-- Begin Given data --
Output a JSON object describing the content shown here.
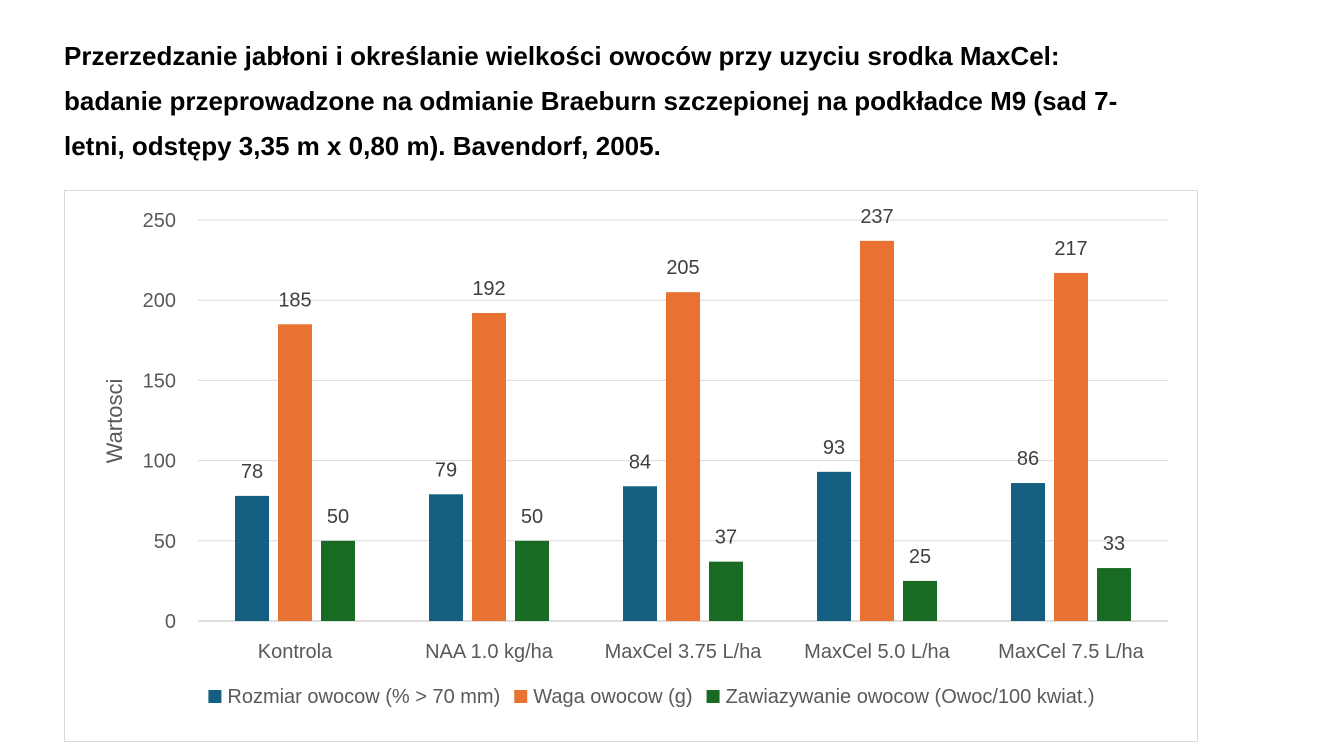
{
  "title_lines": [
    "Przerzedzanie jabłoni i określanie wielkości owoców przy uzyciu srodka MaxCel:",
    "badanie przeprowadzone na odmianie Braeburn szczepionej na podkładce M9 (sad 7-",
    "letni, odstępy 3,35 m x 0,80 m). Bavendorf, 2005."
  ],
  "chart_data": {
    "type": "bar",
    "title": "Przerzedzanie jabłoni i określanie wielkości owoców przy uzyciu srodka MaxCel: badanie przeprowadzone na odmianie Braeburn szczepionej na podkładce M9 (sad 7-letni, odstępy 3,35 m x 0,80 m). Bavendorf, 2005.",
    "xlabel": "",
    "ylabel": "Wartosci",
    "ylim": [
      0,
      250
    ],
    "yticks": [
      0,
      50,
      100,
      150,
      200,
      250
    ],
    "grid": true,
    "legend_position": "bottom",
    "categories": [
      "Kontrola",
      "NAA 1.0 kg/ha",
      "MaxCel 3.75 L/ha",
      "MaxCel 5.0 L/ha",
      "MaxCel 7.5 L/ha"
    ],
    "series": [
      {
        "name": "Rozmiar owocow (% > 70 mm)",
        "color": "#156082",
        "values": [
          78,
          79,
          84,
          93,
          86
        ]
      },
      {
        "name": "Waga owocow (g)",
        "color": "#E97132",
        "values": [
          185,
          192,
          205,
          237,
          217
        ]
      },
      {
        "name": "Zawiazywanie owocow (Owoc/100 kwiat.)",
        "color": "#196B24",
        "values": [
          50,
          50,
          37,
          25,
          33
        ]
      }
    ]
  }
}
-- End Given data --
-- Begin Given data --
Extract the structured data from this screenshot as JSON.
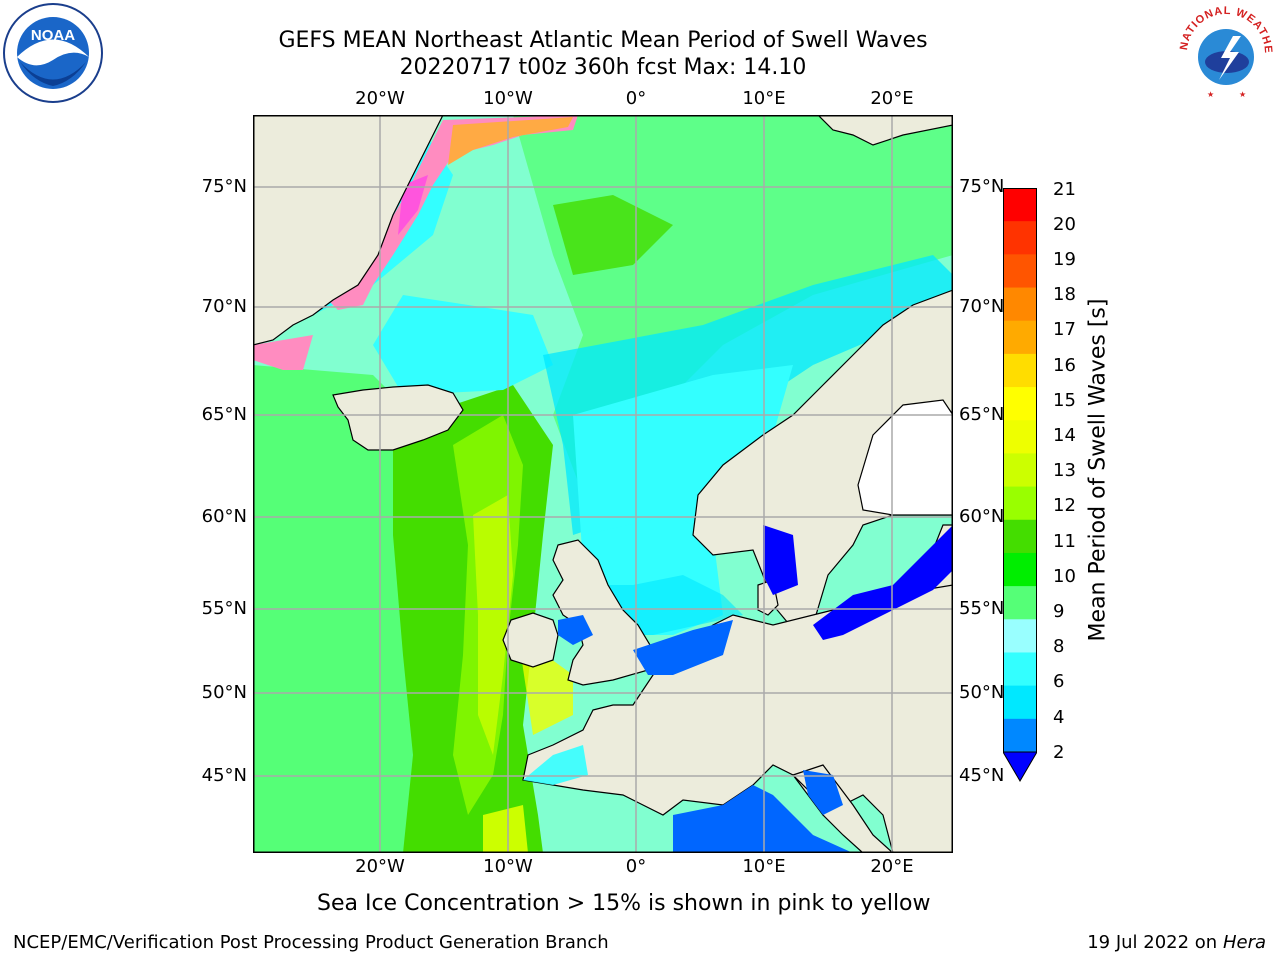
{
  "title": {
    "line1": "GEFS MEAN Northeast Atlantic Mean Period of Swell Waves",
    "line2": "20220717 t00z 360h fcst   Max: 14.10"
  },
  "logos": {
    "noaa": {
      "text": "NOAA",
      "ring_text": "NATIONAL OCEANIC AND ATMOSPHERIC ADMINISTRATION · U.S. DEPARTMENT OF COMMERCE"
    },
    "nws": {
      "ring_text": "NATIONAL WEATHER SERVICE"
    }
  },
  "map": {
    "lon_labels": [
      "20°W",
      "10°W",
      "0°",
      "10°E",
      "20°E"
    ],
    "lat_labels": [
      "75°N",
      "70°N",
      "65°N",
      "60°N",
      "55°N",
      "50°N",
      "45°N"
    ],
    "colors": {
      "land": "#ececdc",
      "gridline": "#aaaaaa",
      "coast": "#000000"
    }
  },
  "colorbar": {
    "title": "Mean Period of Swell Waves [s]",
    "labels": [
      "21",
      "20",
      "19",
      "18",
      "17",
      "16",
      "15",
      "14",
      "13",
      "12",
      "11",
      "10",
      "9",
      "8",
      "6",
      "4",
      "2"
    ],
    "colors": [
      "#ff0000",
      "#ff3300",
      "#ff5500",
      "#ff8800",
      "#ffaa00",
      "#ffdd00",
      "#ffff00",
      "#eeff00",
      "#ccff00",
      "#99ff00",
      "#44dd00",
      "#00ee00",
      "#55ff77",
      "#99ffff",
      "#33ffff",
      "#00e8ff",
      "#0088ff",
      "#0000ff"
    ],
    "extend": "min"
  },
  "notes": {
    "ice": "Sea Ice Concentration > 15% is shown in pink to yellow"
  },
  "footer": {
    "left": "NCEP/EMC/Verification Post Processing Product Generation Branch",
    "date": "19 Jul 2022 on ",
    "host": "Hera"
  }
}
-- End Given data --
-- Begin Given data --
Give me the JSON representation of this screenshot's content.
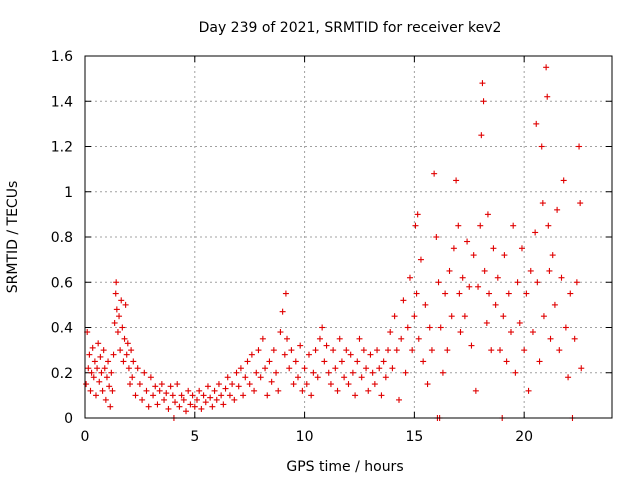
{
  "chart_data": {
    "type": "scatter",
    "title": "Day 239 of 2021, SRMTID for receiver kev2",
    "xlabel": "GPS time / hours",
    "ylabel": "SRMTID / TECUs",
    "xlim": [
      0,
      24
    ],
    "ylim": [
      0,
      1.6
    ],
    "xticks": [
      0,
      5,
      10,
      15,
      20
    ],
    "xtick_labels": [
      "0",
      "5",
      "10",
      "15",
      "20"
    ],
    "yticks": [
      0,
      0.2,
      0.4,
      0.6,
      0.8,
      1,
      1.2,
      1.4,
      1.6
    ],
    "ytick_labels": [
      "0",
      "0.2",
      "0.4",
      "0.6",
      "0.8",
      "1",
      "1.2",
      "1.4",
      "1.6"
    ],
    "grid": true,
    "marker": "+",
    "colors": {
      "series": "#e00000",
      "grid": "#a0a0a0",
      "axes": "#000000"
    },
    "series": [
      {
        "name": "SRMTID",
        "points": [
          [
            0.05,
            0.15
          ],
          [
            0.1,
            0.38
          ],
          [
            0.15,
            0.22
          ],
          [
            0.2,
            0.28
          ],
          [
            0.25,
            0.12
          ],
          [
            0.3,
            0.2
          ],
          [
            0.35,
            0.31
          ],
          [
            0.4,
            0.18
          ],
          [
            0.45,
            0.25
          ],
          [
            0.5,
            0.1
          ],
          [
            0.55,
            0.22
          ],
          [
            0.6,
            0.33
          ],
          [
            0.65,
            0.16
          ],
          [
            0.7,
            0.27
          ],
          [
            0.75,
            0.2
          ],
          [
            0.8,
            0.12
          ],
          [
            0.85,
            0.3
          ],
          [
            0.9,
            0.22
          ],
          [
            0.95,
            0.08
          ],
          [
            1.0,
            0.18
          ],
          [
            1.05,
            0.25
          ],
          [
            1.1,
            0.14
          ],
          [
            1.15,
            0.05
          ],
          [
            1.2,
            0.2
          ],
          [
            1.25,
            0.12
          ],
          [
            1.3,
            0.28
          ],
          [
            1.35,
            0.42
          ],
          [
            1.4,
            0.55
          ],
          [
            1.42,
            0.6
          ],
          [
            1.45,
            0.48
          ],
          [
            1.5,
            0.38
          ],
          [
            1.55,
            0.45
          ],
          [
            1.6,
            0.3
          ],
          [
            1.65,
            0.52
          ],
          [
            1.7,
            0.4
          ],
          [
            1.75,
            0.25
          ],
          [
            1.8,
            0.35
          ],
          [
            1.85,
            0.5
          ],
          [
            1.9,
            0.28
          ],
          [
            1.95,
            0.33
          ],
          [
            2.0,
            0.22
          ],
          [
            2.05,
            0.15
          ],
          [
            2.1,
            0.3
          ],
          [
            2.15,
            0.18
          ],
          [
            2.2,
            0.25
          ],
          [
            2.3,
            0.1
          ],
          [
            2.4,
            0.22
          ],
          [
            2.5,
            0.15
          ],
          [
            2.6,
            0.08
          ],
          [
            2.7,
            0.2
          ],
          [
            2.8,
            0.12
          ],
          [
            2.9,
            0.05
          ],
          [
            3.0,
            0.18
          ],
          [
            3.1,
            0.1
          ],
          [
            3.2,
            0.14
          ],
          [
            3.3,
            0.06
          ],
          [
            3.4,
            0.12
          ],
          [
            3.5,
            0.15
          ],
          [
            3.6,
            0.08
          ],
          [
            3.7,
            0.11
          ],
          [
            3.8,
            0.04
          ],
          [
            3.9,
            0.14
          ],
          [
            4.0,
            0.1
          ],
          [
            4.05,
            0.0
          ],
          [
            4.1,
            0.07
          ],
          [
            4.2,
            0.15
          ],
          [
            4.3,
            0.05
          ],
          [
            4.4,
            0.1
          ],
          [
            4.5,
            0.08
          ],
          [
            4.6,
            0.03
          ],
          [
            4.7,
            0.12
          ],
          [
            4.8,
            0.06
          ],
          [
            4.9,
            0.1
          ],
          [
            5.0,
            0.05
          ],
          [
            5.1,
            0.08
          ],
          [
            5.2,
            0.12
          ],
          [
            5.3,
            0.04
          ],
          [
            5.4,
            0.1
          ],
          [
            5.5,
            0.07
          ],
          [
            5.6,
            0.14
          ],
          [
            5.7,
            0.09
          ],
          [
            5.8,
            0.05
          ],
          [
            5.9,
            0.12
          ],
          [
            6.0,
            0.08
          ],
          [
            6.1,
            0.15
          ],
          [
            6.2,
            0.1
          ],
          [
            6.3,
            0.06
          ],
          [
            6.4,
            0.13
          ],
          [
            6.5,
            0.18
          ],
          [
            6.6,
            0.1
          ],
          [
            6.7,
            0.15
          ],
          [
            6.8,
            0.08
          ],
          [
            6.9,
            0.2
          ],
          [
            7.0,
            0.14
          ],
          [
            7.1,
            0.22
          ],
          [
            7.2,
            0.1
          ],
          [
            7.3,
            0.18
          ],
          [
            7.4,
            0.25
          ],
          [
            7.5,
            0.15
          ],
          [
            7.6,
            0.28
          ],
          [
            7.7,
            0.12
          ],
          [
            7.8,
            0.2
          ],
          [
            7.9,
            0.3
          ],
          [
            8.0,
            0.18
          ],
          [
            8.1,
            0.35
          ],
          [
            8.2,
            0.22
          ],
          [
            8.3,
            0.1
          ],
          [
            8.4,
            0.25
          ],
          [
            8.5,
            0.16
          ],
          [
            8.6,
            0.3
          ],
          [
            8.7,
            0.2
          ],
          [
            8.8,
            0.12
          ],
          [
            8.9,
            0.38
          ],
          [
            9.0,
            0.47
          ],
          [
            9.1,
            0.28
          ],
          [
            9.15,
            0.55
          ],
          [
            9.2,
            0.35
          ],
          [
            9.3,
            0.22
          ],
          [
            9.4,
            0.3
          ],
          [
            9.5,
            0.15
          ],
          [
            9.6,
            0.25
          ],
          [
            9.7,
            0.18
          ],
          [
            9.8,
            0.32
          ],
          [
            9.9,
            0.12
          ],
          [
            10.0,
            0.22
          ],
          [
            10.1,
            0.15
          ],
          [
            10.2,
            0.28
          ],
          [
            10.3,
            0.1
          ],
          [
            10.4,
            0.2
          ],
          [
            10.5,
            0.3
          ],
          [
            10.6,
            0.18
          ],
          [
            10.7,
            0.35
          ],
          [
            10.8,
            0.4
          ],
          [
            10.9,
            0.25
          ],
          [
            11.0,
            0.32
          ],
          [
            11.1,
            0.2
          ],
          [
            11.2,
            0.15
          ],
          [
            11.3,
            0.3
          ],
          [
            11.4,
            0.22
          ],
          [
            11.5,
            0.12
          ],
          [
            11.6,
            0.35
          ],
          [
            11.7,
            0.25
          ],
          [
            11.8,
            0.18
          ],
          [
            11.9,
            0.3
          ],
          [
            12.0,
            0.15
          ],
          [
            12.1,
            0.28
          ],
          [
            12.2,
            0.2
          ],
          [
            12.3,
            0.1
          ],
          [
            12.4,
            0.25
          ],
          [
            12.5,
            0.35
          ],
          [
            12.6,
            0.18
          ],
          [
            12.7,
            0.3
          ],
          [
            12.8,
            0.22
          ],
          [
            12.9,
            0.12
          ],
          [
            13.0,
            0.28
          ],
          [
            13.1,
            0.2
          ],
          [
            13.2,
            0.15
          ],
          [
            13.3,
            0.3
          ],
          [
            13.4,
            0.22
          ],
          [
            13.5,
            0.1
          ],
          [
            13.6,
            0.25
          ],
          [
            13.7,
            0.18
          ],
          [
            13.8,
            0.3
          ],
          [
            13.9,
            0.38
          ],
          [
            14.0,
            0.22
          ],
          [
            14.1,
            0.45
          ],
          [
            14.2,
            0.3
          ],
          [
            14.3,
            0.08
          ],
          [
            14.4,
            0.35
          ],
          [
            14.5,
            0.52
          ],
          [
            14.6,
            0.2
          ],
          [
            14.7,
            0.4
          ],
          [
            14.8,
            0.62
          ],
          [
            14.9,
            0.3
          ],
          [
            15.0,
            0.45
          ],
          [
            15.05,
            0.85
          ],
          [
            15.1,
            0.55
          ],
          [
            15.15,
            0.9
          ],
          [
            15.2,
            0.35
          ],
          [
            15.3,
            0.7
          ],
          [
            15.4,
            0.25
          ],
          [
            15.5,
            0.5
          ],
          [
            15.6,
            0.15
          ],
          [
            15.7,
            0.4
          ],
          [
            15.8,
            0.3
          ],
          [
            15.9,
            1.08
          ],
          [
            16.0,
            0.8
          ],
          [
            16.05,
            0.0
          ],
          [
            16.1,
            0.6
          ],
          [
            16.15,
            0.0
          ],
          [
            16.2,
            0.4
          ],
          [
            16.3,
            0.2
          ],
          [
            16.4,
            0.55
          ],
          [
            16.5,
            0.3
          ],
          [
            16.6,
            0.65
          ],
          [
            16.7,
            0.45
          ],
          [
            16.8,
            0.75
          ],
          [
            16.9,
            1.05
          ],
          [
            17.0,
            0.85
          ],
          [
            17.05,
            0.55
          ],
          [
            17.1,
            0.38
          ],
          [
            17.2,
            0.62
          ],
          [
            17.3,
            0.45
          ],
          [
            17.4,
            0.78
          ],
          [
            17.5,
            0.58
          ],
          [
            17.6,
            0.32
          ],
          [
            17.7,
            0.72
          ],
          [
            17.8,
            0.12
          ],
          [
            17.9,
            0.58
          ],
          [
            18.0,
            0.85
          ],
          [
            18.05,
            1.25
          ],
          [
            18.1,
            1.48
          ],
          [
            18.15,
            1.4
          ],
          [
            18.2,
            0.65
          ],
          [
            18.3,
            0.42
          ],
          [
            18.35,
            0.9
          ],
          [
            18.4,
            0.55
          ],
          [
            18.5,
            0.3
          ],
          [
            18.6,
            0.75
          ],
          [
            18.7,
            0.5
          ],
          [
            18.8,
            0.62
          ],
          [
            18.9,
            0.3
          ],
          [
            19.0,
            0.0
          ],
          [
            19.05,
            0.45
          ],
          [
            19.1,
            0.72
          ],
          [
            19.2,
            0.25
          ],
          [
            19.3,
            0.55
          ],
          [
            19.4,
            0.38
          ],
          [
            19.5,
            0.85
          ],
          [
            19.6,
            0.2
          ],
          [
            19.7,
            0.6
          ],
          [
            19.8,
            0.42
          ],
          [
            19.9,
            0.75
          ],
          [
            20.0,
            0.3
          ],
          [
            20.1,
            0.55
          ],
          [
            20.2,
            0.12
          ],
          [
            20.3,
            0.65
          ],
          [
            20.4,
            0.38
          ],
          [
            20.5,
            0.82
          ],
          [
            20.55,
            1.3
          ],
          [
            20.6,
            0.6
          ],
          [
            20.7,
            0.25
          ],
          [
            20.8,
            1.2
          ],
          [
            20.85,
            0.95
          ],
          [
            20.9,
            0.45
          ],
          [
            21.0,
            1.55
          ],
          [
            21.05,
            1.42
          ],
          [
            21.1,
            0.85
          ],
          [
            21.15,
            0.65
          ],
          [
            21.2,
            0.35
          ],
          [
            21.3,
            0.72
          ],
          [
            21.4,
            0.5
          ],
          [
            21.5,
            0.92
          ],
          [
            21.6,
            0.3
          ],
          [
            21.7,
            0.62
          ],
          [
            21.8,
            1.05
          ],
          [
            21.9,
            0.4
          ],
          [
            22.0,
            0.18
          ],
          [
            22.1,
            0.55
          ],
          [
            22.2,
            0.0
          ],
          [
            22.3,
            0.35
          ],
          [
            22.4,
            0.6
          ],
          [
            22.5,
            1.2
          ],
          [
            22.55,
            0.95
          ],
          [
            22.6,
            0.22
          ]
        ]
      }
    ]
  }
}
-- End Given data --
> _Written request_:
Check each line of the material above for "ylabel" and say how many lines contain it, giving the number alone.

> _Task response_:
2